• [The records]:
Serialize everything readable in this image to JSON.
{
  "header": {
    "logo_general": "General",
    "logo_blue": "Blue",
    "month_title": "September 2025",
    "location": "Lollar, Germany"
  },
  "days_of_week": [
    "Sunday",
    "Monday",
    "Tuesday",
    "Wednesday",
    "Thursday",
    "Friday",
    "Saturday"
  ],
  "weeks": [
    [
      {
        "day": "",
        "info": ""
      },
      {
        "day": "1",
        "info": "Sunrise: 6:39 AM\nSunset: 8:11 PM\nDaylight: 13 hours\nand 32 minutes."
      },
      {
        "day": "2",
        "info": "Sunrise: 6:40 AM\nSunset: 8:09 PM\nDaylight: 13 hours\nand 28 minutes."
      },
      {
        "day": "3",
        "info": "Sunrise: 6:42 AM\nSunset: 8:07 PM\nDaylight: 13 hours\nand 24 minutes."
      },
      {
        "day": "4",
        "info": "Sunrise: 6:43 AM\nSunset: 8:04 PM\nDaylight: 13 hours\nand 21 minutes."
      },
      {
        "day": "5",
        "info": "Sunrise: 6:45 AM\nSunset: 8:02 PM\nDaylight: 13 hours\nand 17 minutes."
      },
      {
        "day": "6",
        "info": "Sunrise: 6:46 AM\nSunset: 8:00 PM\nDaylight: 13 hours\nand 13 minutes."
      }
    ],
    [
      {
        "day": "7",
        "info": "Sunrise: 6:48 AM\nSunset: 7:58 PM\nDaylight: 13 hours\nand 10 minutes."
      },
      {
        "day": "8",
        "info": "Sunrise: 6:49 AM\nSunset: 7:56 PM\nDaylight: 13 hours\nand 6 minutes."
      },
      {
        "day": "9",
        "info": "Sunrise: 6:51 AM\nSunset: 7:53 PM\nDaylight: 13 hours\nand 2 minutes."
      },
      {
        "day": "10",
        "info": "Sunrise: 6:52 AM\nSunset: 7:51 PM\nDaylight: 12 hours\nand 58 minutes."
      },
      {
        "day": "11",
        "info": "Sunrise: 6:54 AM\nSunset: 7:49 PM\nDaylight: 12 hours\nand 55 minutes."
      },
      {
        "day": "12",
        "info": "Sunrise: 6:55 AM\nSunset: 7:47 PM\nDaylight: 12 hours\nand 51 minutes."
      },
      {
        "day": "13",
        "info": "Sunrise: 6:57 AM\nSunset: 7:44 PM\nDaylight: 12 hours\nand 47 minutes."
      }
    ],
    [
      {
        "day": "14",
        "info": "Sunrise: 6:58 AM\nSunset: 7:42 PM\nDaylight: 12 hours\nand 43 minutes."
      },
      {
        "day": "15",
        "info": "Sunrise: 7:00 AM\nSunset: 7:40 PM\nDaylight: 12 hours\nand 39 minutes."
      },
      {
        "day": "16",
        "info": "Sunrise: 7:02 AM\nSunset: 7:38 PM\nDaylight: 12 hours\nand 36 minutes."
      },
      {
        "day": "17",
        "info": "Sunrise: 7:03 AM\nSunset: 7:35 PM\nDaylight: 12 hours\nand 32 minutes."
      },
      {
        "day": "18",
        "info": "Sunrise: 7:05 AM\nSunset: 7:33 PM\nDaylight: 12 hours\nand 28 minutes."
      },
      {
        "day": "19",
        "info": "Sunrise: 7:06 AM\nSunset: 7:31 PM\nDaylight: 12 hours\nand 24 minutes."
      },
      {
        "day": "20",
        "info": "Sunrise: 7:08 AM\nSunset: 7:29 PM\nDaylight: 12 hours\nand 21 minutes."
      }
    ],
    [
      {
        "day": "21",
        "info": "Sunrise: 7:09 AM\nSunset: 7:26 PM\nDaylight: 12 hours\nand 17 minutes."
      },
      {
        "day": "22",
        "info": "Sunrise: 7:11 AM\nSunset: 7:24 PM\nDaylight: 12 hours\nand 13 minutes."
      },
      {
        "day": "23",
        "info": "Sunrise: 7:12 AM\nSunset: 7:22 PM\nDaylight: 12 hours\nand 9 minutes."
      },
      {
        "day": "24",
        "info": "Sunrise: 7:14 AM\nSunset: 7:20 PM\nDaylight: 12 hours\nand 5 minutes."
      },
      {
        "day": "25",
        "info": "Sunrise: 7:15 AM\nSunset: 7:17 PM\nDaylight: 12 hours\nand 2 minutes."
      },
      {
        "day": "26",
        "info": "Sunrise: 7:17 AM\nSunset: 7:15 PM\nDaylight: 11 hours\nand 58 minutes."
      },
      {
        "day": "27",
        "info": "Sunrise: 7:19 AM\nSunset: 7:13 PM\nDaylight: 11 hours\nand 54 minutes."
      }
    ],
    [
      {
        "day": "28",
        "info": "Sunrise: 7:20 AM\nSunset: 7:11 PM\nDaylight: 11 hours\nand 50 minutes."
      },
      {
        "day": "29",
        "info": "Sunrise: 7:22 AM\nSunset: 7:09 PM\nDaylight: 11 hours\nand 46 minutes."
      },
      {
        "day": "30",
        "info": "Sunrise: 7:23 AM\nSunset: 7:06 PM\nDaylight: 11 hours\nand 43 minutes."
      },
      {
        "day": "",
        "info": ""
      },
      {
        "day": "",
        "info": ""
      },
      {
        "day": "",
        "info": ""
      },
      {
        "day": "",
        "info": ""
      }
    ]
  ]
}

• [What the exercise asks]:
Transcribe every entry exactly.

• [Solution for this exercise]:
Serialize everything readable in this image to JSON.
{
  "header": {
    "logo_general": "General",
    "logo_blue": "Blue",
    "month_title": "September 2025",
    "location": "Lollar, Germany"
  },
  "days_of_week": [
    "Sunday",
    "Monday",
    "Tuesday",
    "Wednesday",
    "Thursday",
    "Friday",
    "Saturday"
  ],
  "weeks": [
    [
      {
        "day": "",
        "info": ""
      },
      {
        "day": "1",
        "info": "Sunrise: 6:39 AM\nSunset: 8:11 PM\nDaylight: 13 hours\nand 32 minutes."
      },
      {
        "day": "2",
        "info": "Sunrise: 6:40 AM\nSunset: 8:09 PM\nDaylight: 13 hours\nand 28 minutes."
      },
      {
        "day": "3",
        "info": "Sunrise: 6:42 AM\nSunset: 8:07 PM\nDaylight: 13 hours\nand 24 minutes."
      },
      {
        "day": "4",
        "info": "Sunrise: 6:43 AM\nSunset: 8:04 PM\nDaylight: 13 hours\nand 21 minutes."
      },
      {
        "day": "5",
        "info": "Sunrise: 6:45 AM\nSunset: 8:02 PM\nDaylight: 13 hours\nand 17 minutes."
      },
      {
        "day": "6",
        "info": "Sunrise: 6:46 AM\nSunset: 8:00 PM\nDaylight: 13 hours\nand 13 minutes."
      }
    ],
    [
      {
        "day": "7",
        "info": "Sunrise: 6:48 AM\nSunset: 7:58 PM\nDaylight: 13 hours\nand 10 minutes."
      },
      {
        "day": "8",
        "info": "Sunrise: 6:49 AM\nSunset: 7:56 PM\nDaylight: 13 hours\nand 6 minutes."
      },
      {
        "day": "9",
        "info": "Sunrise: 6:51 AM\nSunset: 7:53 PM\nDaylight: 13 hours\nand 2 minutes."
      },
      {
        "day": "10",
        "info": "Sunrise: 6:52 AM\nSunset: 7:51 PM\nDaylight: 12 hours\nand 58 minutes."
      },
      {
        "day": "11",
        "info": "Sunrise: 6:54 AM\nSunset: 7:49 PM\nDaylight: 12 hours\nand 55 minutes."
      },
      {
        "day": "12",
        "info": "Sunrise: 6:55 AM\nSunset: 7:47 PM\nDaylight: 12 hours\nand 51 minutes."
      },
      {
        "day": "13",
        "info": "Sunrise: 6:57 AM\nSunset: 7:44 PM\nDaylight: 12 hours\nand 47 minutes."
      }
    ],
    [
      {
        "day": "14",
        "info": "Sunrise: 6:58 AM\nSunset: 7:42 PM\nDaylight: 12 hours\nand 43 minutes."
      },
      {
        "day": "15",
        "info": "Sunrise: 7:00 AM\nSunset: 7:40 PM\nDaylight: 12 hours\nand 39 minutes."
      },
      {
        "day": "16",
        "info": "Sunrise: 7:02 AM\nSunset: 7:38 PM\nDaylight: 12 hours\nand 36 minutes."
      },
      {
        "day": "17",
        "info": "Sunrise: 7:03 AM\nSunset: 7:35 PM\nDaylight: 12 hours\nand 32 minutes."
      },
      {
        "day": "18",
        "info": "Sunrise: 7:05 AM\nSunset: 7:33 PM\nDaylight: 12 hours\nand 28 minutes."
      },
      {
        "day": "19",
        "info": "Sunrise: 7:06 AM\nSunset: 7:31 PM\nDaylight: 12 hours\nand 24 minutes."
      },
      {
        "day": "20",
        "info": "Sunrise: 7:08 AM\nSunset: 7:29 PM\nDaylight: 12 hours\nand 21 minutes."
      }
    ],
    [
      {
        "day": "21",
        "info": "Sunrise: 7:09 AM\nSunset: 7:26 PM\nDaylight: 12 hours\nand 17 minutes."
      },
      {
        "day": "22",
        "info": "Sunrise: 7:11 AM\nSunset: 7:24 PM\nDaylight: 12 hours\nand 13 minutes."
      },
      {
        "day": "23",
        "info": "Sunrise: 7:12 AM\nSunset: 7:22 PM\nDaylight: 12 hours\nand 9 minutes."
      },
      {
        "day": "24",
        "info": "Sunrise: 7:14 AM\nSunset: 7:20 PM\nDaylight: 12 hours\nand 5 minutes."
      },
      {
        "day": "25",
        "info": "Sunrise: 7:15 AM\nSunset: 7:17 PM\nDaylight: 12 hours\nand 2 minutes."
      },
      {
        "day": "26",
        "info": "Sunrise: 7:17 AM\nSunset: 7:15 PM\nDaylight: 11 hours\nand 58 minutes."
      },
      {
        "day": "27",
        "info": "Sunrise: 7:19 AM\nSunset: 7:13 PM\nDaylight: 11 hours\nand 54 minutes."
      }
    ],
    [
      {
        "day": "28",
        "info": "Sunrise: 7:20 AM\nSunset: 7:11 PM\nDaylight: 11 hours\nand 50 minutes."
      },
      {
        "day": "29",
        "info": "Sunrise: 7:22 AM\nSunset: 7:09 PM\nDaylight: 11 hours\nand 46 minutes."
      },
      {
        "day": "30",
        "info": "Sunrise: 7:23 AM\nSunset: 7:06 PM\nDaylight: 11 hours\nand 43 minutes."
      },
      {
        "day": "",
        "info": ""
      },
      {
        "day": "",
        "info": ""
      },
      {
        "day": "",
        "info": ""
      },
      {
        "day": "",
        "info": ""
      }
    ]
  ]
}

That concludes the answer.